____ Dataset records

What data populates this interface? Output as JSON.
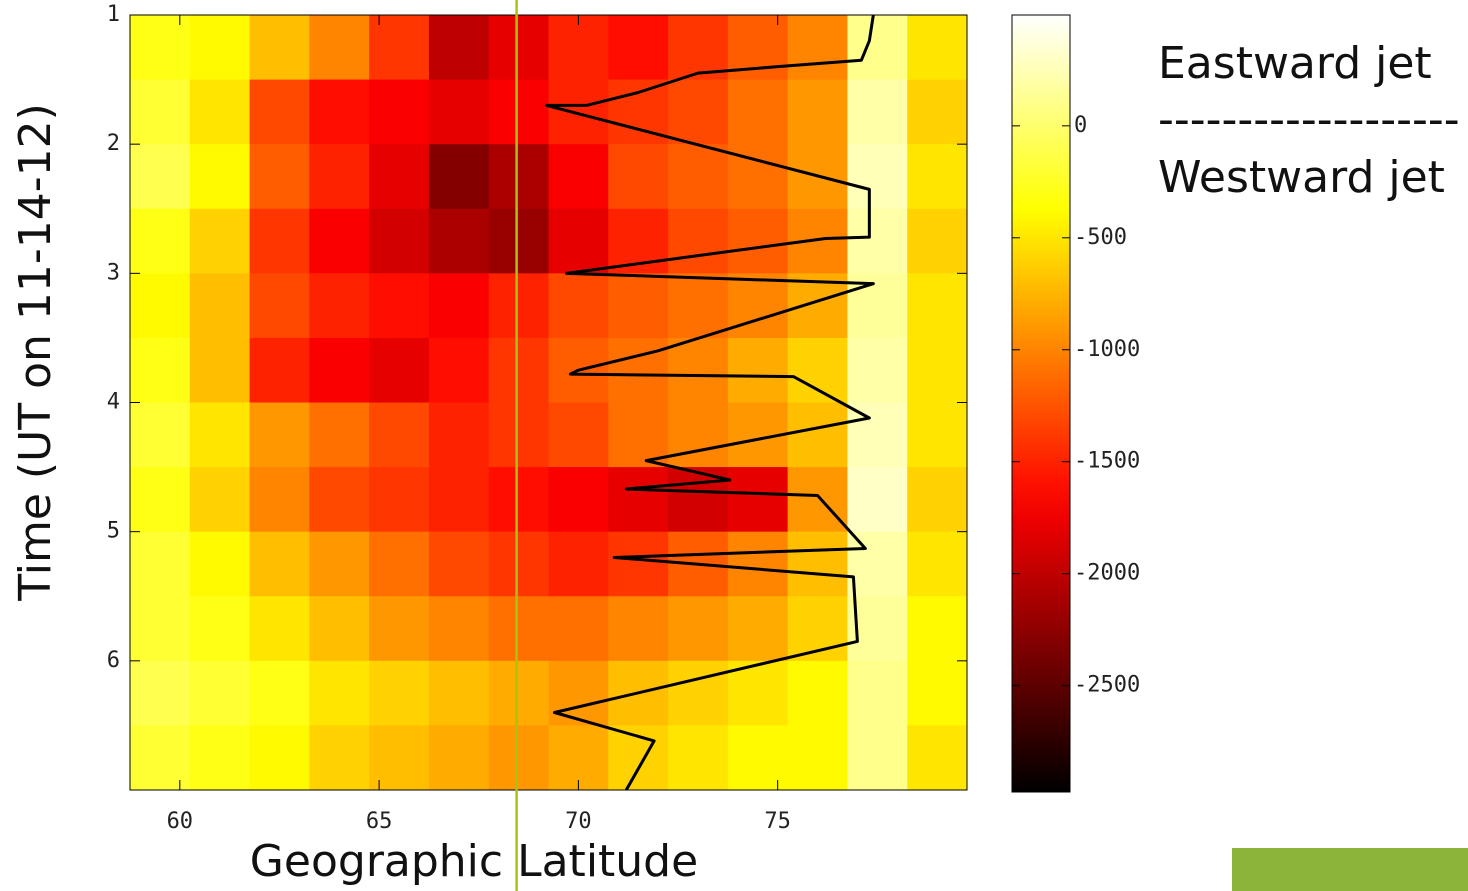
{
  "chart_data": {
    "type": "heatmap",
    "x_label": "Geographic Latitude",
    "y_label": "Time (UT on 11-14-12)",
    "x_bins": [
      58.75,
      60.25,
      61.75,
      63.25,
      64.75,
      66.25,
      67.75,
      69.25,
      70.75,
      72.25,
      73.75,
      75.25,
      76.75,
      78.25,
      79.75
    ],
    "y_bins": [
      1,
      1.5,
      2,
      2.5,
      3,
      3.5,
      4,
      4.5,
      5,
      5.5,
      6,
      6.5,
      7
    ],
    "values": [
      [
        -300,
        -400,
        -700,
        -1000,
        -1400,
        -2000,
        -1800,
        -1500,
        -1600,
        -1400,
        -1200,
        -1000,
        100,
        -500
      ],
      [
        -200,
        -500,
        -1300,
        -1600,
        -1700,
        -1800,
        -1700,
        -1500,
        -1400,
        -1300,
        -1100,
        -900,
        200,
        -600
      ],
      [
        -100,
        -400,
        -1200,
        -1500,
        -1800,
        -2300,
        -2100,
        -1700,
        -1300,
        -1200,
        -1100,
        -900,
        250,
        -500
      ],
      [
        -300,
        -600,
        -1400,
        -1700,
        -1900,
        -2100,
        -2200,
        -1800,
        -1500,
        -1300,
        -1200,
        -1000,
        200,
        -600
      ],
      [
        -400,
        -700,
        -1300,
        -1500,
        -1600,
        -1700,
        -1500,
        -1300,
        -1200,
        -1100,
        -1000,
        -800,
        150,
        -500
      ],
      [
        -300,
        -700,
        -1500,
        -1700,
        -1800,
        -1600,
        -1400,
        -1200,
        -1100,
        -1000,
        -800,
        -600,
        200,
        -500
      ],
      [
        -200,
        -500,
        -900,
        -1100,
        -1300,
        -1500,
        -1400,
        -1300,
        -1100,
        -1000,
        -900,
        -700,
        250,
        -500
      ],
      [
        -300,
        -600,
        -1000,
        -1300,
        -1400,
        -1500,
        -1600,
        -1700,
        -1800,
        -1900,
        -1800,
        -900,
        300,
        -600
      ],
      [
        -200,
        -400,
        -700,
        -900,
        -1100,
        -1300,
        -1400,
        -1500,
        -1400,
        -1200,
        -1000,
        -700,
        200,
        -500
      ],
      [
        -200,
        -300,
        -500,
        -700,
        -900,
        -1000,
        -1100,
        -1100,
        -1000,
        -900,
        -800,
        -600,
        150,
        -400
      ],
      [
        -100,
        -200,
        -300,
        -500,
        -600,
        -700,
        -800,
        -900,
        -700,
        -600,
        -500,
        -400,
        100,
        -400
      ],
      [
        -200,
        -300,
        -400,
        -600,
        -700,
        -800,
        -900,
        -800,
        -600,
        -500,
        -400,
        -400,
        100,
        -500
      ]
    ],
    "colormap": "hot",
    "clim": [
      -2975,
      495
    ],
    "cticks": [
      0,
      -500,
      -1000,
      -1500,
      -2000,
      -2500
    ],
    "xlim": [
      58.75,
      79.75
    ],
    "ylim": [
      1,
      7
    ],
    "y_inverted": true,
    "xticks": [
      60,
      65,
      70,
      75
    ],
    "yticks": [
      1,
      2,
      3,
      4,
      5,
      6
    ],
    "boundary": {
      "color": "#000000",
      "x": [
        77.4,
        77.3,
        77.1,
        75,
        73,
        71.5,
        70.2,
        69.2,
        77.3,
        77.3,
        76.2,
        69.7,
        77.4,
        72,
        70,
        69.8,
        75.4,
        77.3,
        71.7,
        73.8,
        71.2,
        76,
        77.2,
        70.9,
        76.9,
        77,
        69.4,
        71.9,
        71.2
      ],
      "y": [
        1.0,
        1.2,
        1.35,
        1.4,
        1.45,
        1.6,
        1.7,
        1.7,
        2.35,
        2.72,
        2.73,
        3.0,
        3.08,
        3.6,
        3.75,
        3.78,
        3.8,
        4.12,
        4.45,
        4.6,
        4.67,
        4.72,
        5.13,
        5.2,
        5.35,
        5.85,
        6.4,
        6.62,
        7.0
      ]
    },
    "vline": {
      "x": 68.45,
      "color": "#a8c412"
    },
    "legend_texts": [
      "Eastward jet",
      "-------------------",
      "Westward jet"
    ]
  }
}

________

### Stated task
Every entry must be reproduced exactly, with the images left out.

### Exercise output
What data populates this interface? Output as JSON.
{
  "chart_data": {
    "type": "heatmap",
    "x_label": "Geographic Latitude",
    "y_label": "Time (UT on 11-14-12)",
    "x_bins": [
      58.75,
      60.25,
      61.75,
      63.25,
      64.75,
      66.25,
      67.75,
      69.25,
      70.75,
      72.25,
      73.75,
      75.25,
      76.75,
      78.25,
      79.75
    ],
    "y_bins": [
      1,
      1.5,
      2,
      2.5,
      3,
      3.5,
      4,
      4.5,
      5,
      5.5,
      6,
      6.5,
      7
    ],
    "values": [
      [
        -300,
        -400,
        -700,
        -1000,
        -1400,
        -2000,
        -1800,
        -1500,
        -1600,
        -1400,
        -1200,
        -1000,
        100,
        -500
      ],
      [
        -200,
        -500,
        -1300,
        -1600,
        -1700,
        -1800,
        -1700,
        -1500,
        -1400,
        -1300,
        -1100,
        -900,
        200,
        -600
      ],
      [
        -100,
        -400,
        -1200,
        -1500,
        -1800,
        -2300,
        -2100,
        -1700,
        -1300,
        -1200,
        -1100,
        -900,
        250,
        -500
      ],
      [
        -300,
        -600,
        -1400,
        -1700,
        -1900,
        -2100,
        -2200,
        -1800,
        -1500,
        -1300,
        -1200,
        -1000,
        200,
        -600
      ],
      [
        -400,
        -700,
        -1300,
        -1500,
        -1600,
        -1700,
        -1500,
        -1300,
        -1200,
        -1100,
        -1000,
        -800,
        150,
        -500
      ],
      [
        -300,
        -700,
        -1500,
        -1700,
        -1800,
        -1600,
        -1400,
        -1200,
        -1100,
        -1000,
        -800,
        -600,
        200,
        -500
      ],
      [
        -200,
        -500,
        -900,
        -1100,
        -1300,
        -1500,
        -1400,
        -1300,
        -1100,
        -1000,
        -900,
        -700,
        250,
        -500
      ],
      [
        -300,
        -600,
        -1000,
        -1300,
        -1400,
        -1500,
        -1600,
        -1700,
        -1800,
        -1900,
        -1800,
        -900,
        300,
        -600
      ],
      [
        -200,
        -400,
        -700,
        -900,
        -1100,
        -1300,
        -1400,
        -1500,
        -1400,
        -1200,
        -1000,
        -700,
        200,
        -500
      ],
      [
        -200,
        -300,
        -500,
        -700,
        -900,
        -1000,
        -1100,
        -1100,
        -1000,
        -900,
        -800,
        -600,
        150,
        -400
      ],
      [
        -100,
        -200,
        -300,
        -500,
        -600,
        -700,
        -800,
        -900,
        -700,
        -600,
        -500,
        -400,
        100,
        -400
      ],
      [
        -200,
        -300,
        -400,
        -600,
        -700,
        -800,
        -900,
        -800,
        -600,
        -500,
        -400,
        -400,
        100,
        -500
      ]
    ],
    "colormap": "hot",
    "clim": [
      -2975,
      495
    ],
    "cticks": [
      0,
      -500,
      -1000,
      -1500,
      -2000,
      -2500
    ],
    "xlim": [
      58.75,
      79.75
    ],
    "ylim": [
      1,
      7
    ],
    "y_inverted": true,
    "xticks": [
      60,
      65,
      70,
      75
    ],
    "yticks": [
      1,
      2,
      3,
      4,
      5,
      6
    ],
    "boundary": {
      "color": "#000000",
      "x": [
        77.4,
        77.3,
        77.1,
        75,
        73,
        71.5,
        70.2,
        69.2,
        77.3,
        77.3,
        76.2,
        69.7,
        77.4,
        72,
        70,
        69.8,
        75.4,
        77.3,
        71.7,
        73.8,
        71.2,
        76,
        77.2,
        70.9,
        76.9,
        77,
        69.4,
        71.9,
        71.2
      ],
      "y": [
        1.0,
        1.2,
        1.35,
        1.4,
        1.45,
        1.6,
        1.7,
        1.7,
        2.35,
        2.72,
        2.73,
        3.0,
        3.08,
        3.6,
        3.75,
        3.78,
        3.8,
        4.12,
        4.45,
        4.6,
        4.67,
        4.72,
        5.13,
        5.2,
        5.35,
        5.85,
        6.4,
        6.62,
        7.0
      ]
    },
    "vline": {
      "x": 68.45,
      "color": "#a8c412"
    },
    "legend_texts": [
      "Eastward jet",
      "-------------------",
      "Westward jet"
    ]
  }
}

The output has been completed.